• **SET PROBLEM**
Using the entries below, restate word for word only the lines from the one with "Read out every word on this page." to the final line, leaving the pictures out.
---------- SUPPLIED DATA
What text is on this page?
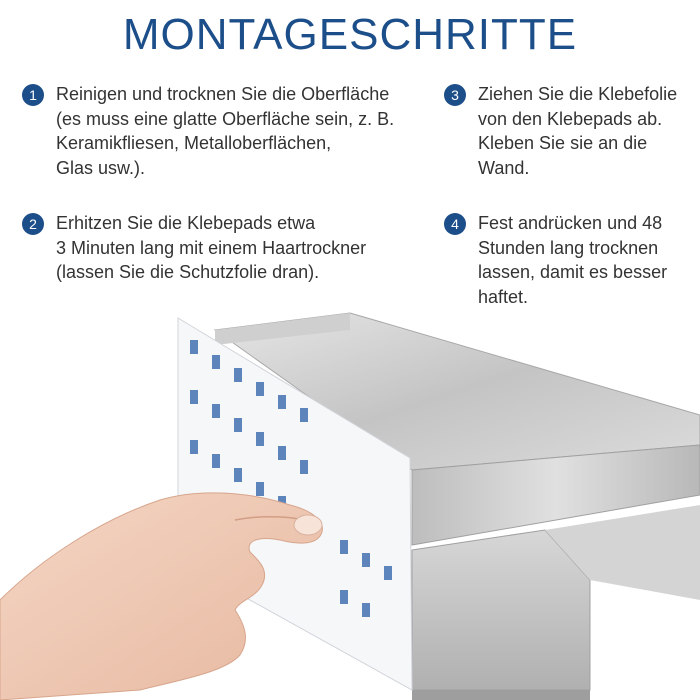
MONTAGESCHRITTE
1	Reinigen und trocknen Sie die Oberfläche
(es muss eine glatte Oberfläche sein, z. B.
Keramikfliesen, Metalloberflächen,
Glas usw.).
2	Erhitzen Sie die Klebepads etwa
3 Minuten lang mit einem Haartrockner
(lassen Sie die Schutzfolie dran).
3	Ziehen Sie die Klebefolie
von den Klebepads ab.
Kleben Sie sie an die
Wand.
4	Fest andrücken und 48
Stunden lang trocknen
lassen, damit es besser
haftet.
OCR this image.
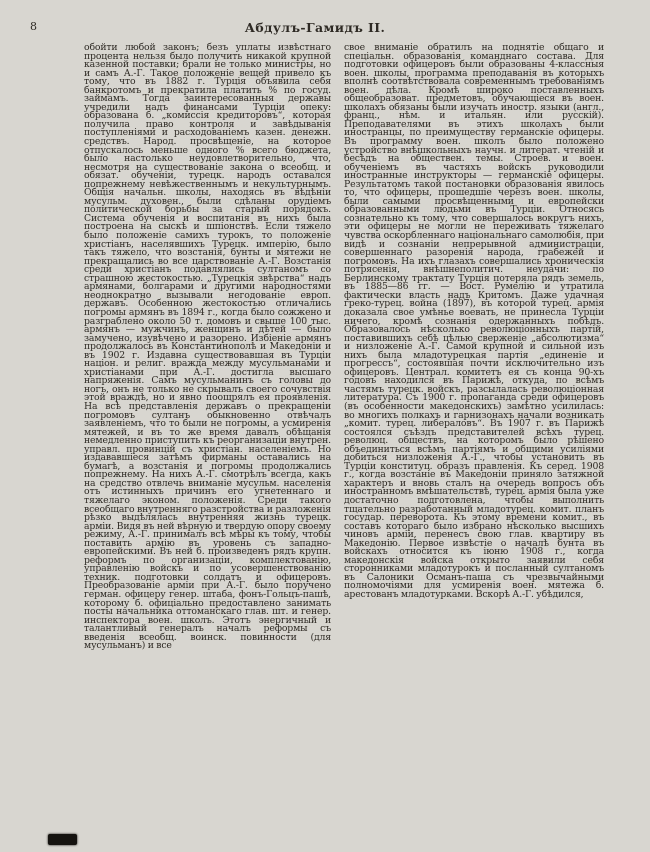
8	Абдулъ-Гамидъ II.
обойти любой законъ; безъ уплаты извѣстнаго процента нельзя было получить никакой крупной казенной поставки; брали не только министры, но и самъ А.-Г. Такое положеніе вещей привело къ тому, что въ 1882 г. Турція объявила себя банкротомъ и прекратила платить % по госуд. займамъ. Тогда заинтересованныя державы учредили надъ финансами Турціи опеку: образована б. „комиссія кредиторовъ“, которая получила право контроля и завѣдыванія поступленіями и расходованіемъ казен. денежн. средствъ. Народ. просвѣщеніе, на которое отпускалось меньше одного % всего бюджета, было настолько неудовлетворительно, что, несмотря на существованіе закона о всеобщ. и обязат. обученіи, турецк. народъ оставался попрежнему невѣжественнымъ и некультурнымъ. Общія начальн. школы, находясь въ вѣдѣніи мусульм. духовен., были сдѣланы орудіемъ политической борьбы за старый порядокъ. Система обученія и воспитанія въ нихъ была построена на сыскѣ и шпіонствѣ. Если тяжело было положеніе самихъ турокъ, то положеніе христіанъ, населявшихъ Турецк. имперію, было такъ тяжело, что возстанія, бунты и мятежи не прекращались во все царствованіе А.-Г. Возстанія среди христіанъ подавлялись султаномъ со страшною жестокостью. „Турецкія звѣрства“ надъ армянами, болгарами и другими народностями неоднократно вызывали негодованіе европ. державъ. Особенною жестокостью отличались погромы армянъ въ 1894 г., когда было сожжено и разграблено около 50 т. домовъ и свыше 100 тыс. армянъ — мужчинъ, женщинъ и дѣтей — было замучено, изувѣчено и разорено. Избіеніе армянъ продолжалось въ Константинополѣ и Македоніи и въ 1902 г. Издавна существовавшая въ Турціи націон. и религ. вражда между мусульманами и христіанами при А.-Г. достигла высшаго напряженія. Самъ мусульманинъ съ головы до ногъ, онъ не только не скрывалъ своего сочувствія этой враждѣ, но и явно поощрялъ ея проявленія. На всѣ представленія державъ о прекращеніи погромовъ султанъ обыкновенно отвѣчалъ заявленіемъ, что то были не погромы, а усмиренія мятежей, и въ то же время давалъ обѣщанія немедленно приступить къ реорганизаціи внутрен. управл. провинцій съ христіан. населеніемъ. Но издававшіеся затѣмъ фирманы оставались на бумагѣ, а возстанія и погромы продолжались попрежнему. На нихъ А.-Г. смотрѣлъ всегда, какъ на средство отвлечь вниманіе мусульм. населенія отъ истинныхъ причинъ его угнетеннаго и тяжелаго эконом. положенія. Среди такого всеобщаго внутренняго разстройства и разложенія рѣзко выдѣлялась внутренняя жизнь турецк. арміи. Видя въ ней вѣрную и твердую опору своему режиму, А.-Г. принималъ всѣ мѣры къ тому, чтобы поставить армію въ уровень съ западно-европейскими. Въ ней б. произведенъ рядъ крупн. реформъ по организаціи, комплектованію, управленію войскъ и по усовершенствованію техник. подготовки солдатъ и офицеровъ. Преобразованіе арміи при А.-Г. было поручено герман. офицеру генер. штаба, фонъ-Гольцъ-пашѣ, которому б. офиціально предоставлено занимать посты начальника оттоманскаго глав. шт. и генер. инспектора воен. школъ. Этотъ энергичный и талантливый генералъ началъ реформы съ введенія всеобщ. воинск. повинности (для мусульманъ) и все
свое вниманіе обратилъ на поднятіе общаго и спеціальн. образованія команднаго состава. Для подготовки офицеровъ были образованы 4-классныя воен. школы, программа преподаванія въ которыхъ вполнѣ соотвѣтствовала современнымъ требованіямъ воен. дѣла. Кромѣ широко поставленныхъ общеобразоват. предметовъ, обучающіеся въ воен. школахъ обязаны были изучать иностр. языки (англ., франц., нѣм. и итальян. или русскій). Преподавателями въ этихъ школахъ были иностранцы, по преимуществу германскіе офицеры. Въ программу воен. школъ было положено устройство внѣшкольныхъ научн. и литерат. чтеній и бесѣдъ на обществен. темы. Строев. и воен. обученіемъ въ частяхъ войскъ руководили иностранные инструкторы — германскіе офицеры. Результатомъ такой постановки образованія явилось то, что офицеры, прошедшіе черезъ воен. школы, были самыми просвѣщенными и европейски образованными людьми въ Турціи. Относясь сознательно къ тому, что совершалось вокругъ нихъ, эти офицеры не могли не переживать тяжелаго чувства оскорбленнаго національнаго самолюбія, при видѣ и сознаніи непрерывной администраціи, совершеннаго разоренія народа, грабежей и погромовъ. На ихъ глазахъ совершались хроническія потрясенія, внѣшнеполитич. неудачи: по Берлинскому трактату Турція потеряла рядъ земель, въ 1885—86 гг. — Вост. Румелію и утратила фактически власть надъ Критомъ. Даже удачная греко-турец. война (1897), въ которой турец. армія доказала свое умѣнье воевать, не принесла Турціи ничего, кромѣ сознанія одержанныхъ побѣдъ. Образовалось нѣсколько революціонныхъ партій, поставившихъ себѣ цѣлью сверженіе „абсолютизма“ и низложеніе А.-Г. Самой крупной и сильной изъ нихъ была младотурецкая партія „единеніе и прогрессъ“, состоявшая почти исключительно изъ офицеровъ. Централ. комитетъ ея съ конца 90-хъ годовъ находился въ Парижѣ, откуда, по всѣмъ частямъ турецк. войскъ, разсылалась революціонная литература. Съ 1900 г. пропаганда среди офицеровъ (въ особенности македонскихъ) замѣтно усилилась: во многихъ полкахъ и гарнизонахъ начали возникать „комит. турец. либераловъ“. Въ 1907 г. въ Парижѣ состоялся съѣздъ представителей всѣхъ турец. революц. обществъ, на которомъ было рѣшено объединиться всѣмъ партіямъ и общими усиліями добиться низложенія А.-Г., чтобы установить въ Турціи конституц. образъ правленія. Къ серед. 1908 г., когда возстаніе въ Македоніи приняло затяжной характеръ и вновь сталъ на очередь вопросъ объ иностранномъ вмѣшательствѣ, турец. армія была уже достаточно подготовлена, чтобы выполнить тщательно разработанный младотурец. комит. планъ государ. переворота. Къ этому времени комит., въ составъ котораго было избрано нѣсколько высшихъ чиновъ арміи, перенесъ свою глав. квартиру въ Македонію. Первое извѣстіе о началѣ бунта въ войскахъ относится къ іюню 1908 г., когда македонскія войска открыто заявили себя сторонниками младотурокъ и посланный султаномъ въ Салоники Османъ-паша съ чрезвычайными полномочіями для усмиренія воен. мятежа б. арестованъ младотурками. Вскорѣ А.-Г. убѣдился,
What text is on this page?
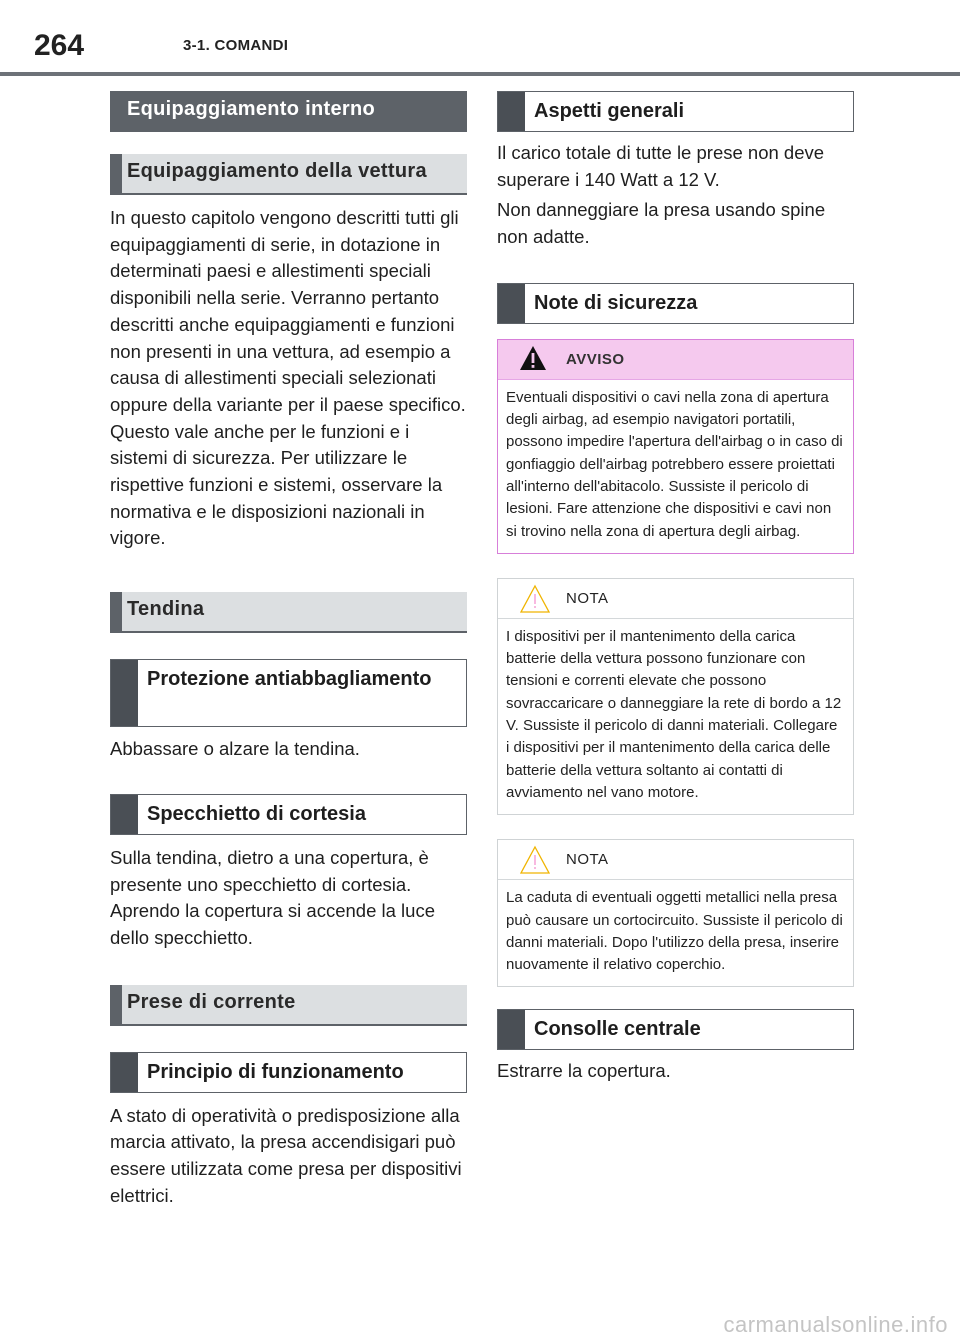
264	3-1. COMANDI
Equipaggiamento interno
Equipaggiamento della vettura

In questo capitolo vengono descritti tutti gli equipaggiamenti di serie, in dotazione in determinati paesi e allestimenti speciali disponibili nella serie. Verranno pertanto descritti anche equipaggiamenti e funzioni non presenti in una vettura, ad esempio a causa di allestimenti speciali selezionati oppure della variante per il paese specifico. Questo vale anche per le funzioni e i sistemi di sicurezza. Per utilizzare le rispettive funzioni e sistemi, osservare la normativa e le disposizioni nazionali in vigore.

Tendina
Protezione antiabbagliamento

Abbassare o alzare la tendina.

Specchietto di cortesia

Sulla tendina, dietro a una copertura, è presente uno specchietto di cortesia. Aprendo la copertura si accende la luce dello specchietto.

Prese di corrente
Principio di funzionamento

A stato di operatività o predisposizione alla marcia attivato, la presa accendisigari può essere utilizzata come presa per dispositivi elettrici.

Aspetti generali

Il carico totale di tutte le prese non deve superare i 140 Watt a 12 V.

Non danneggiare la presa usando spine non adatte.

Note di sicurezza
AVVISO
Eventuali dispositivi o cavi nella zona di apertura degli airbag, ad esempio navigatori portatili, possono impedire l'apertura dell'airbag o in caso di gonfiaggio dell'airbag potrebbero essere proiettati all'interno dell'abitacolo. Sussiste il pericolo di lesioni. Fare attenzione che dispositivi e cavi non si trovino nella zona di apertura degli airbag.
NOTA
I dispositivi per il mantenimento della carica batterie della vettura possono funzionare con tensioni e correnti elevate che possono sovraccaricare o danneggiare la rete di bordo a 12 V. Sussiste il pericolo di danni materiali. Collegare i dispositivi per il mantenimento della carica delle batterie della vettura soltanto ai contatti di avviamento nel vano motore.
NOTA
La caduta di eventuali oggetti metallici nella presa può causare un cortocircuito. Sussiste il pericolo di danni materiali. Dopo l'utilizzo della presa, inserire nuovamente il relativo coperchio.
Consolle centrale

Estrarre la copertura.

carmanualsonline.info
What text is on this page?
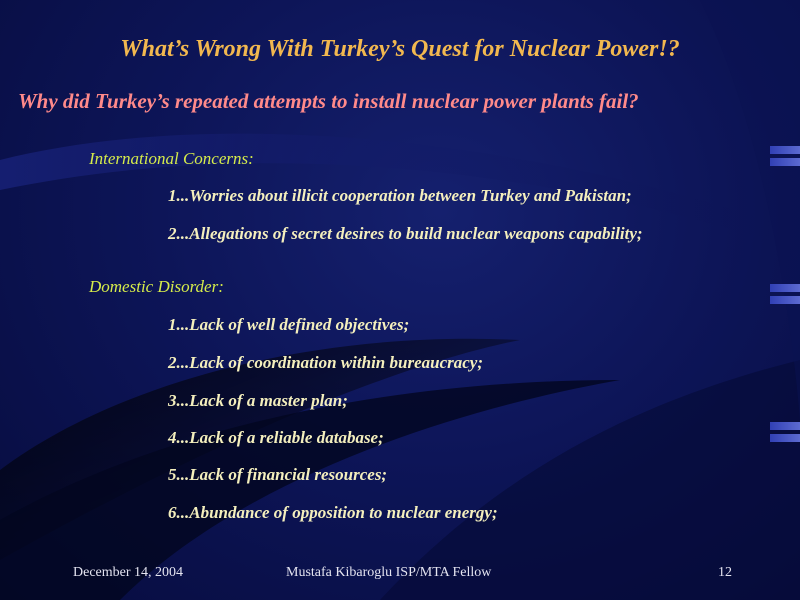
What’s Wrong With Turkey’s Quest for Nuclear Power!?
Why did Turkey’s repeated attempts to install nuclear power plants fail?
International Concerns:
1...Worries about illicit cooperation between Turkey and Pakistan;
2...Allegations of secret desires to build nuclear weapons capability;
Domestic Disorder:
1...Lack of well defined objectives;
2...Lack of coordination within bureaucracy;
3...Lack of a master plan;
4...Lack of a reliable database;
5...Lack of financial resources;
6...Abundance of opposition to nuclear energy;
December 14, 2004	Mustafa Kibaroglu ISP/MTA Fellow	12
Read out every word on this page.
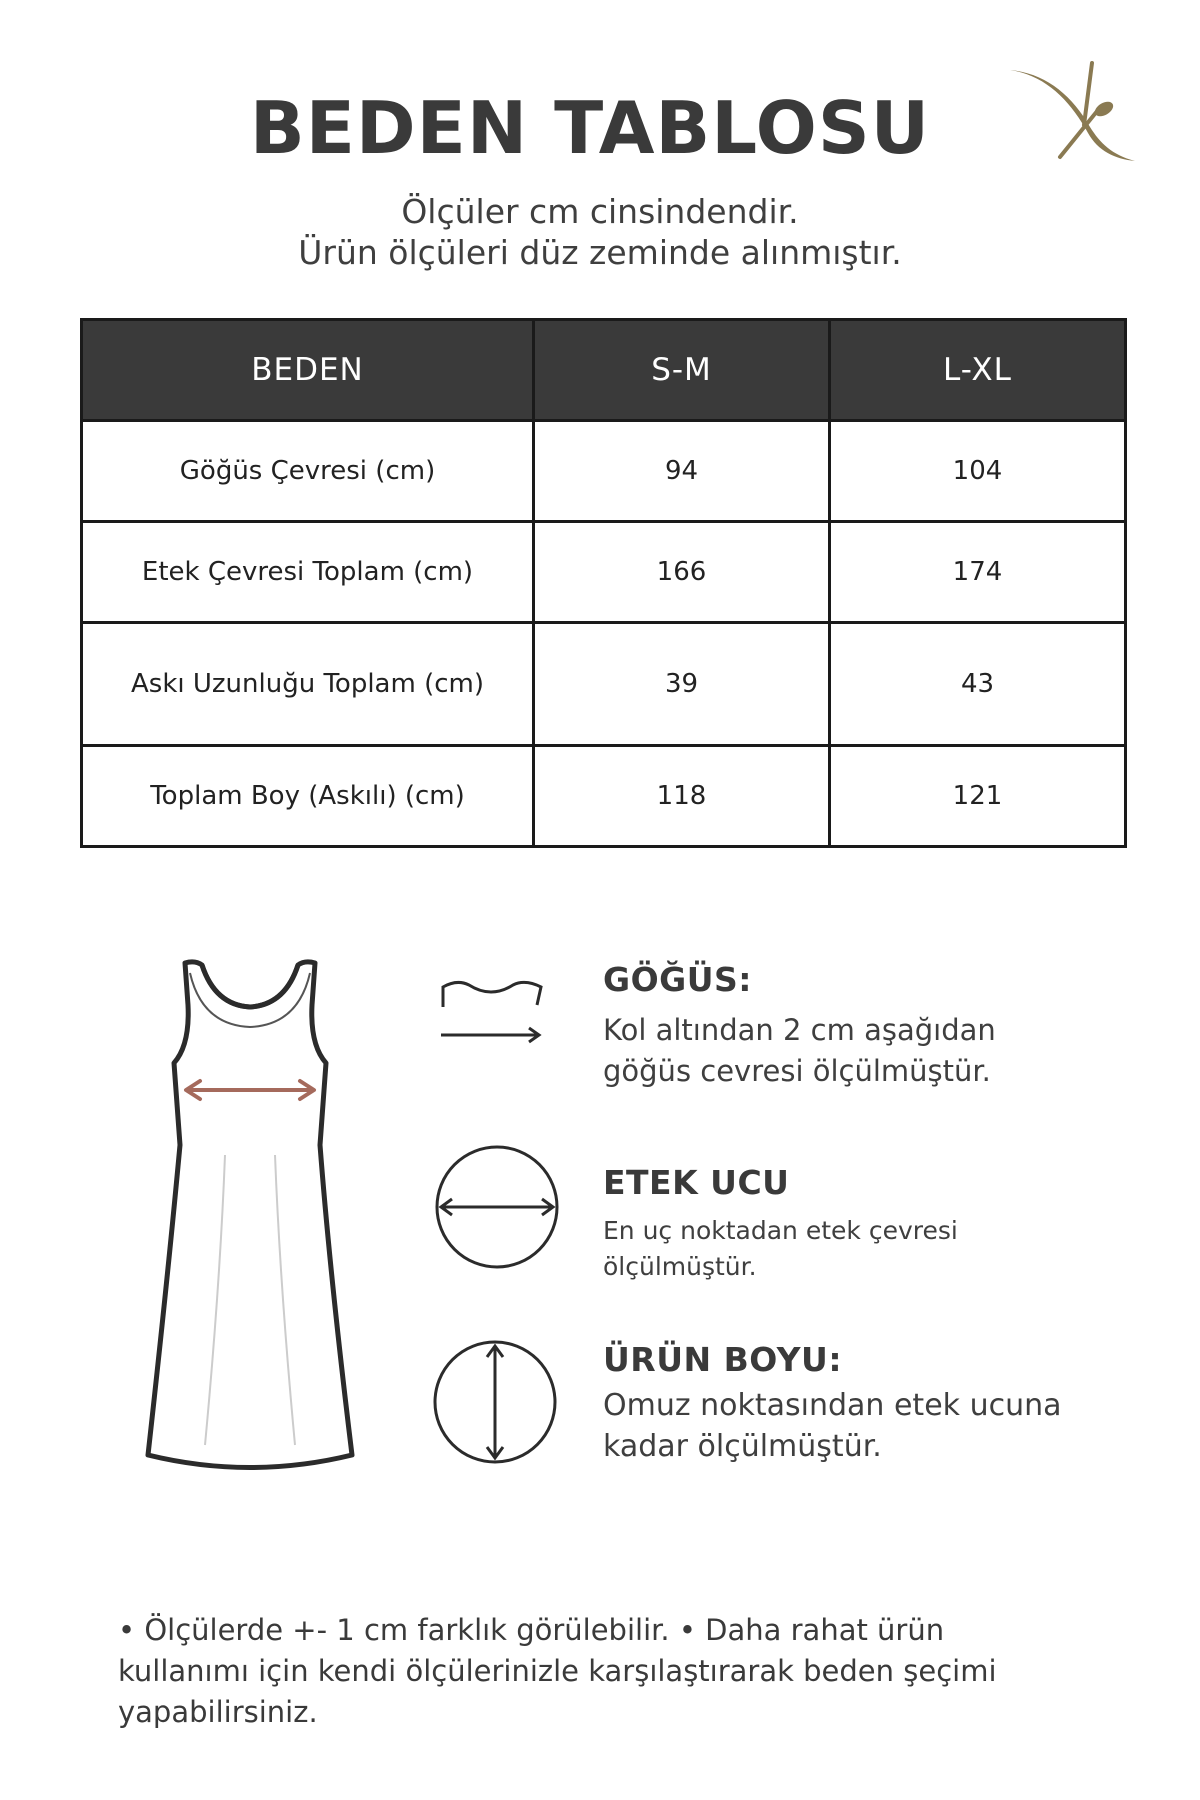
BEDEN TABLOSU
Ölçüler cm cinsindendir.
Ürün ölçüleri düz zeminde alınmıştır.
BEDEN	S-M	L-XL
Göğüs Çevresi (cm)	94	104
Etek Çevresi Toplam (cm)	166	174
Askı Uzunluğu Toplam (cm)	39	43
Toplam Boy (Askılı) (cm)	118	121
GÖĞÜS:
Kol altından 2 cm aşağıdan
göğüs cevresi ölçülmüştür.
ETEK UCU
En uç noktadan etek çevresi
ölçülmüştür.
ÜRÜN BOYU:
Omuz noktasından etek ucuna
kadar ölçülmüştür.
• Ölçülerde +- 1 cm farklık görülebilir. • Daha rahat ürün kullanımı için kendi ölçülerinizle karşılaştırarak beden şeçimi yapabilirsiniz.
--------------------
• **FULL OUTPUT**
Read out every word on this page.
BEDEN TABLOSU
Ölçüler cm cinsindendir.
Ürün ölçüleri düz zeminde alınmıştır.
BEDEN	S-M	L-XL
Göğüs Çevresi (cm)	94	104
Etek Çevresi Toplam (cm)	166	174
Askı Uzunluğu Toplam (cm)	39	43
Toplam Boy (Askılı) (cm)	118	121
GÖĞÜS:
Kol altından 2 cm aşağıdan
göğüs cevresi ölçülmüştür.
ETEK UCU
En uç noktadan etek çevresi
ölçülmüştür.
ÜRÜN BOYU:
Omuz noktasından etek ucuna
kadar ölçülmüştür.
• Ölçülerde +- 1 cm farklık görülebilir. • Daha rahat ürün kullanımı için kendi ölçülerinizle karşılaştırarak beden şeçimi yapabilirsiniz.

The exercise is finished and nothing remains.